> _STATED TASK_: Report how many lines include the word "Secciones", and nothing besides that number.

> _RECORDS FOR THIS EXERCISE_:
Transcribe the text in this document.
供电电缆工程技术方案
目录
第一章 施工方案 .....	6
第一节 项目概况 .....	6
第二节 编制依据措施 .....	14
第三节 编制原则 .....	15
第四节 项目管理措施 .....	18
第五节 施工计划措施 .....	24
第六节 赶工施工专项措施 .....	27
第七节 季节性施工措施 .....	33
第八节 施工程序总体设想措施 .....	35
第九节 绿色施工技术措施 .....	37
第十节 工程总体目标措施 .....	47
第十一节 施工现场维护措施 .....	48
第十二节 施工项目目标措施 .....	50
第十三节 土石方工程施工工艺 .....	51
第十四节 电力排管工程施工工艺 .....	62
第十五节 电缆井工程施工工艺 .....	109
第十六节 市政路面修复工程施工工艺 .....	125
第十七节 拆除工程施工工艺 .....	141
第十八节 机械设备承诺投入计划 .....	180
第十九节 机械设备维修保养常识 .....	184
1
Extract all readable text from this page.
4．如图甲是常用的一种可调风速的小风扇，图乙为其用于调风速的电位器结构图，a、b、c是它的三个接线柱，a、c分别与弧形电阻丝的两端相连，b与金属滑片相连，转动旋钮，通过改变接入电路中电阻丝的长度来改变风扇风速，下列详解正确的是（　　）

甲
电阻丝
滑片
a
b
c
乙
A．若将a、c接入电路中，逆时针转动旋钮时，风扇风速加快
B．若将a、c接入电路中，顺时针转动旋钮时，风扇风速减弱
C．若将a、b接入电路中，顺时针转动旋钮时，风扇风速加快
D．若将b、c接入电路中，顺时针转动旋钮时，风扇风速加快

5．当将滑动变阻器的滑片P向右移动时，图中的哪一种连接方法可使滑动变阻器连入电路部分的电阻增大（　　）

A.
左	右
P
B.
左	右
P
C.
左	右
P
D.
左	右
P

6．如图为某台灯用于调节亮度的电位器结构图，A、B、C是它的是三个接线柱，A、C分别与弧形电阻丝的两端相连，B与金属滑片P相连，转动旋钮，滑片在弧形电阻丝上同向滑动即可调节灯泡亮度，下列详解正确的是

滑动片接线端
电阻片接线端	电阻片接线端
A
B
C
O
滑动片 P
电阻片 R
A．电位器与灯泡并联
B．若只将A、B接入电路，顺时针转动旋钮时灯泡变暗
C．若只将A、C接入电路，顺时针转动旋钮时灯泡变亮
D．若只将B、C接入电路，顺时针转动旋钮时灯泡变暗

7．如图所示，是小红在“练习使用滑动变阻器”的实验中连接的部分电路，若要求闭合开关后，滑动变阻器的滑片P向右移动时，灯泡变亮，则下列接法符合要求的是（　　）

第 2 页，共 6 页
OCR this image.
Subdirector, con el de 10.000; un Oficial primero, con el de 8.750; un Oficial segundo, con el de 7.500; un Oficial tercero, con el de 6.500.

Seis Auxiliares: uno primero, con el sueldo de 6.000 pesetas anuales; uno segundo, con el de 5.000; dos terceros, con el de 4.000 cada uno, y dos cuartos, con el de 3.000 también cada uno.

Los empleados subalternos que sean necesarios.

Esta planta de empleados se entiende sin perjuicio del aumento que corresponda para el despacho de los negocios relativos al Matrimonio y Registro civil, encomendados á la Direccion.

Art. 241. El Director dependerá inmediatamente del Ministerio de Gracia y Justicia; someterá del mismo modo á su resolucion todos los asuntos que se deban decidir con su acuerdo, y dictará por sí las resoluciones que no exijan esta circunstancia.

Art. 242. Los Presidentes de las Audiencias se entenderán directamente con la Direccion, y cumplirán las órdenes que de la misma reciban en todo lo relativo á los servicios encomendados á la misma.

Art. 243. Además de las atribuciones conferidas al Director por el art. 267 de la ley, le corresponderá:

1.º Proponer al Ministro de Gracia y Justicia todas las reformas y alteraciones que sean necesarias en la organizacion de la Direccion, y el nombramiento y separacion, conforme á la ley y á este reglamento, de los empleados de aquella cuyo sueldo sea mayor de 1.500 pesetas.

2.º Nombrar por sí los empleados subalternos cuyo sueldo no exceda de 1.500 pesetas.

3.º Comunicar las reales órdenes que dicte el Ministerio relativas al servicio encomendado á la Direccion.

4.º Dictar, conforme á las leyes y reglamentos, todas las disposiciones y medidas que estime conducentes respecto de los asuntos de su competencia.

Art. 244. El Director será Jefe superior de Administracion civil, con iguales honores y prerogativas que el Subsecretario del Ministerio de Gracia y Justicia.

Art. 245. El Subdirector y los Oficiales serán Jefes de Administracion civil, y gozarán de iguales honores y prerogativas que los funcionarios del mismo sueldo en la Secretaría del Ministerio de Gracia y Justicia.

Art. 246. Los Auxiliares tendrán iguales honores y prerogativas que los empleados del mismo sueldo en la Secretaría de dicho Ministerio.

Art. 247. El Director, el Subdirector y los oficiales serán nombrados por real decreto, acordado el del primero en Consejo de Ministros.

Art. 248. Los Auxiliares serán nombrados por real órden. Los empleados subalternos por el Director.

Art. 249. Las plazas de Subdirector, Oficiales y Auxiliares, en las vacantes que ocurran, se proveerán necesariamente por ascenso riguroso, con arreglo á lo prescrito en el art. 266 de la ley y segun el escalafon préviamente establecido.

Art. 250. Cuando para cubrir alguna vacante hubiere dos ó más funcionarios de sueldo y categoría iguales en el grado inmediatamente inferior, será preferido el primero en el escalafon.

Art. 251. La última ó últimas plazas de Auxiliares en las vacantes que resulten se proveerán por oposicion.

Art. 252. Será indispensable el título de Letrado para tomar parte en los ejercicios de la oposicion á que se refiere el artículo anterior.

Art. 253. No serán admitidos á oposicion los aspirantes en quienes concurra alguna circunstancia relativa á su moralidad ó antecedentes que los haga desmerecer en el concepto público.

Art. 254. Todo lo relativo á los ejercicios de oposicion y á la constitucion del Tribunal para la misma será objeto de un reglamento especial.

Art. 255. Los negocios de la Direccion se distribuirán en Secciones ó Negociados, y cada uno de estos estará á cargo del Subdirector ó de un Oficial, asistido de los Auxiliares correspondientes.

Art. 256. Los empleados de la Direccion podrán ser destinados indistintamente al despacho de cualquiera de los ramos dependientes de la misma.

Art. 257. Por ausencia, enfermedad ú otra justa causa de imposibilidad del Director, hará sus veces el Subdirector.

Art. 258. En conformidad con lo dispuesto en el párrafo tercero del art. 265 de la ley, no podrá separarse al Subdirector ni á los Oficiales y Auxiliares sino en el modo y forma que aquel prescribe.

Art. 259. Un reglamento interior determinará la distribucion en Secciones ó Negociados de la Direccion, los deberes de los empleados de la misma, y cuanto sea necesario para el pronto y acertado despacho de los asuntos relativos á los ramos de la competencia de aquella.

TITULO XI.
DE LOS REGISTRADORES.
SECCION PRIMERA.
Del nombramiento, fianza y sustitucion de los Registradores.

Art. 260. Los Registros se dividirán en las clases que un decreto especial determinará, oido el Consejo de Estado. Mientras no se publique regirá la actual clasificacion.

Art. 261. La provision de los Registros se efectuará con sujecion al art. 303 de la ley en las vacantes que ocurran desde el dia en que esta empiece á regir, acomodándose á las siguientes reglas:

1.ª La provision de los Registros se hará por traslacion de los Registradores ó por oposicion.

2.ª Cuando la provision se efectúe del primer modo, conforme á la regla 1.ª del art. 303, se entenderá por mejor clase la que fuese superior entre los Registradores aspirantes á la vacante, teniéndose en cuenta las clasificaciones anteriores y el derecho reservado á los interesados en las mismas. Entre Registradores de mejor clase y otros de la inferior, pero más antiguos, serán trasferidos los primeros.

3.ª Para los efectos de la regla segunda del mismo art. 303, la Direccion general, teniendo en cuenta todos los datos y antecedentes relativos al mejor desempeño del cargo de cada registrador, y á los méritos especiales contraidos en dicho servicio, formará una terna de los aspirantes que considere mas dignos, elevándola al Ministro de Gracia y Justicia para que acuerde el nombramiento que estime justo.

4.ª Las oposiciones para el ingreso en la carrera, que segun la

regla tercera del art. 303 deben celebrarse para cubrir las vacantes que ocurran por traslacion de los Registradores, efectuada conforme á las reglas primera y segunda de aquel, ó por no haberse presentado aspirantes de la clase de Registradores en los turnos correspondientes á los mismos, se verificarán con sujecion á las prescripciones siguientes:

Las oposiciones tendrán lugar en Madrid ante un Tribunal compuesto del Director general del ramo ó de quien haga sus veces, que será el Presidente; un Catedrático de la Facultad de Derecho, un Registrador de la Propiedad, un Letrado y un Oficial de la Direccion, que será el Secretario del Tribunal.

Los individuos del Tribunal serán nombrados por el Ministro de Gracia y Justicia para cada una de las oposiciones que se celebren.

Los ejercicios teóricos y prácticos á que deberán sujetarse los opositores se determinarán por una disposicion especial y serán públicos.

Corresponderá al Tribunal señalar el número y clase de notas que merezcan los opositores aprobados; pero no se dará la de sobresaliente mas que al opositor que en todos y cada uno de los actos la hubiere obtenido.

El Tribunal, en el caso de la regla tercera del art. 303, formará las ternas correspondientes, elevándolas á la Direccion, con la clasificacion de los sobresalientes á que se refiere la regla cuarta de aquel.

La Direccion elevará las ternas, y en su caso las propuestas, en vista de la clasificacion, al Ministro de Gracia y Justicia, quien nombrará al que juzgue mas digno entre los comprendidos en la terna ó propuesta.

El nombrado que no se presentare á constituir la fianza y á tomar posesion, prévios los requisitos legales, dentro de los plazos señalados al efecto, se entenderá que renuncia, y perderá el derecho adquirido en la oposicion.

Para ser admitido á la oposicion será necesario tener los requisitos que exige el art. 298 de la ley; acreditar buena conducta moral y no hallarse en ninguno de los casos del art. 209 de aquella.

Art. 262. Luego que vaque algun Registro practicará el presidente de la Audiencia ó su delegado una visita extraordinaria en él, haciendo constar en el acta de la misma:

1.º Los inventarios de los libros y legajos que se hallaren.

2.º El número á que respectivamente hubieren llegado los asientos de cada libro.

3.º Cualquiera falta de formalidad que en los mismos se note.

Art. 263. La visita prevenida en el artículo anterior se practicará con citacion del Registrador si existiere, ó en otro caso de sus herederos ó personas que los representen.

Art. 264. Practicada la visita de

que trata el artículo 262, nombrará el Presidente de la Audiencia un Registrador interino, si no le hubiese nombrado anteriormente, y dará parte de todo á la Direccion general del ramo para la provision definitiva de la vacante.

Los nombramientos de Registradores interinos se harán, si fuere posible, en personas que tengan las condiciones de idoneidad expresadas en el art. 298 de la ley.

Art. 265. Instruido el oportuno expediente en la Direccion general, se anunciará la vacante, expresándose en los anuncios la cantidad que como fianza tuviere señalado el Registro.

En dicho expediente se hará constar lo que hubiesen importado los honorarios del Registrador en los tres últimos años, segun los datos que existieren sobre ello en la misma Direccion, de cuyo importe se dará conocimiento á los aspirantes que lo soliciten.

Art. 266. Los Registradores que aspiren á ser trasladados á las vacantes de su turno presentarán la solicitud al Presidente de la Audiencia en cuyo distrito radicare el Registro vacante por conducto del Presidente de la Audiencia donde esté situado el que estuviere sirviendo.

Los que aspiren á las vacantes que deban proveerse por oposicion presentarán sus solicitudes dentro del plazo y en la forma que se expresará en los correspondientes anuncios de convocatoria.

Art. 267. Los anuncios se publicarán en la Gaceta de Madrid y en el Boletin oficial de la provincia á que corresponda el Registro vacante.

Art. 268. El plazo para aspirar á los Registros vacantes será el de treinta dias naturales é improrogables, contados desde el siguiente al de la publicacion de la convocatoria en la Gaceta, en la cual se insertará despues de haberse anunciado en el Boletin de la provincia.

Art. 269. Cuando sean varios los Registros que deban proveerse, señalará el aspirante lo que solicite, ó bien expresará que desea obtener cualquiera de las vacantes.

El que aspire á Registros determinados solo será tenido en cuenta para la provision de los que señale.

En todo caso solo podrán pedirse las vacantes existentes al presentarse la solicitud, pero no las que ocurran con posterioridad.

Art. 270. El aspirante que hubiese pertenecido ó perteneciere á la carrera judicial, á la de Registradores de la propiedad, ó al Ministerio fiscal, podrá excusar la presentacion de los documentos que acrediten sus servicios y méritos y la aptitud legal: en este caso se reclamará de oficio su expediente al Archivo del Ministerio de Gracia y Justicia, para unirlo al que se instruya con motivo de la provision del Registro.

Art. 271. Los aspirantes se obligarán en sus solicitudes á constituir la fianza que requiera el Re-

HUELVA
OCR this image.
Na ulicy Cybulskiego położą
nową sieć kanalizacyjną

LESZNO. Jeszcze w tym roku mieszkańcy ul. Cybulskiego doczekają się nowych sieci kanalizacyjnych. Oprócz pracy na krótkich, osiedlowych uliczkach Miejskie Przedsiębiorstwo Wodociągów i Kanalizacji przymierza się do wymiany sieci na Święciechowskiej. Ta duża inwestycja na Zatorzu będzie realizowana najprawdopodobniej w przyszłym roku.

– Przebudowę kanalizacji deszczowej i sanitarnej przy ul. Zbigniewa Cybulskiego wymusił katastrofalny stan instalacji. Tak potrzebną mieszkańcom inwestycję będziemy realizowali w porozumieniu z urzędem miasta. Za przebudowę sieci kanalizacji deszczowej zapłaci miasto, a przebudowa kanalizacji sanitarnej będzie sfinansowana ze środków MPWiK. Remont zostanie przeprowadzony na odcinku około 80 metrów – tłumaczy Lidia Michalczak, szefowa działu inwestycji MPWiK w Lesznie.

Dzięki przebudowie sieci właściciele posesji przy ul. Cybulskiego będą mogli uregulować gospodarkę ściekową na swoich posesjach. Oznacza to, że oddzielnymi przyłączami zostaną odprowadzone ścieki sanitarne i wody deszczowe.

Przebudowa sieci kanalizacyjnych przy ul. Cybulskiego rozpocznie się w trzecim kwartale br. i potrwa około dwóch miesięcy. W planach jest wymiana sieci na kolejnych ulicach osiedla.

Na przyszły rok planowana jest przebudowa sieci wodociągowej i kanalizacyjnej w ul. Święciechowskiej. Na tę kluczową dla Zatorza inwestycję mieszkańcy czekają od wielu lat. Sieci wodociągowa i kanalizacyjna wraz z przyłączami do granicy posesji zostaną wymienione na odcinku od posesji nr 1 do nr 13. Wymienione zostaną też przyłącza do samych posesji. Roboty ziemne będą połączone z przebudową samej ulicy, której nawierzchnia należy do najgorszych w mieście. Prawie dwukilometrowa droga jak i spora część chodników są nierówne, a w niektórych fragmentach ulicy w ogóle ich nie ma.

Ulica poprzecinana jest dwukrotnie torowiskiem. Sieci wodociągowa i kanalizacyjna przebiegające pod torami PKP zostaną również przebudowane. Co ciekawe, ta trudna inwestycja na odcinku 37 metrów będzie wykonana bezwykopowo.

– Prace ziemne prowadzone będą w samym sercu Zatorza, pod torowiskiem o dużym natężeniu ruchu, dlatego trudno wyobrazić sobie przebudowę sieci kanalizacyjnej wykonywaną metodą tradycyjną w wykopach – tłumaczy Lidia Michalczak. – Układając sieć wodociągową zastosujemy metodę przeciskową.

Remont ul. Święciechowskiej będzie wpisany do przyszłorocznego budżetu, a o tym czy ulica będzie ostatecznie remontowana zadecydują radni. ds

> _ANSWER_: 2